[Aim]:
Below are some records. Copy every line in them that holds "которых".

[Exercise materials]:
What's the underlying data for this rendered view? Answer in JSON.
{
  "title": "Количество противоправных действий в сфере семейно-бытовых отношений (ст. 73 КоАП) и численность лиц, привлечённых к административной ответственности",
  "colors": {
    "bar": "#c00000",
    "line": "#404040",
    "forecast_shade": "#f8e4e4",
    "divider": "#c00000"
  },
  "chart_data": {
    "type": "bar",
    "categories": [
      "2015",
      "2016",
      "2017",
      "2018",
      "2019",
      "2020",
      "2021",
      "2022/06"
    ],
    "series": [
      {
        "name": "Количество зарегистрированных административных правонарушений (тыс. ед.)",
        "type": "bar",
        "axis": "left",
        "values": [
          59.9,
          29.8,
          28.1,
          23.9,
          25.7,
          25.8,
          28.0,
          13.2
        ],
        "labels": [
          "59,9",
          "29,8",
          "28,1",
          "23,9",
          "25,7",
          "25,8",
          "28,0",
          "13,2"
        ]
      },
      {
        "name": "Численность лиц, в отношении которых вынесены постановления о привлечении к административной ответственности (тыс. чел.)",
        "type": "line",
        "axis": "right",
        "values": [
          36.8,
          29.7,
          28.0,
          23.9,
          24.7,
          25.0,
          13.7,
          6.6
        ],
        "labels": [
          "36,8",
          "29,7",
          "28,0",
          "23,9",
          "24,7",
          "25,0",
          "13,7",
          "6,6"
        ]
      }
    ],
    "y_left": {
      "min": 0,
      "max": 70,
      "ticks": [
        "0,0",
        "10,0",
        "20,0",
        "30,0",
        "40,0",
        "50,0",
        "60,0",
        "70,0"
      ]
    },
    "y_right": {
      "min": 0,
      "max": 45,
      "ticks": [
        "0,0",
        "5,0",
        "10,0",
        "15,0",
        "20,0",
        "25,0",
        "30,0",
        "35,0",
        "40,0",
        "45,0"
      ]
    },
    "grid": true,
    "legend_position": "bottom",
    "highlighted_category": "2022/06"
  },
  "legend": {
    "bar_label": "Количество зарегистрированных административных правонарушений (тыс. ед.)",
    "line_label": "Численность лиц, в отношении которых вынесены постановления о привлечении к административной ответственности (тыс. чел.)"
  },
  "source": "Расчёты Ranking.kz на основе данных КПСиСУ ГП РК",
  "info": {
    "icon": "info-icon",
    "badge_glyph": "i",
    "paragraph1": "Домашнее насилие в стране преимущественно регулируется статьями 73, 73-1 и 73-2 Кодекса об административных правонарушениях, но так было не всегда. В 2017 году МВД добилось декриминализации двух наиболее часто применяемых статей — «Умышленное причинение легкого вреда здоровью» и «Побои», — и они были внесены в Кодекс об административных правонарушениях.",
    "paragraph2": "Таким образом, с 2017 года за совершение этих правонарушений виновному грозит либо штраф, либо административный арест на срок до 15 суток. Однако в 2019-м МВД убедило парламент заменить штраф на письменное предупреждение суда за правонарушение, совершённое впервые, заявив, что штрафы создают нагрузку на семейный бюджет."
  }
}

[Task answer]:
        "name": "Численность лиц, в отношении которых вынесены постановления о привлечении к административной ответственности (тыс. чел.)",
    "line_label": "Численность лиц, в отношении которых вынесены постановления о привлечении к административной ответственности (тыс. чел.)"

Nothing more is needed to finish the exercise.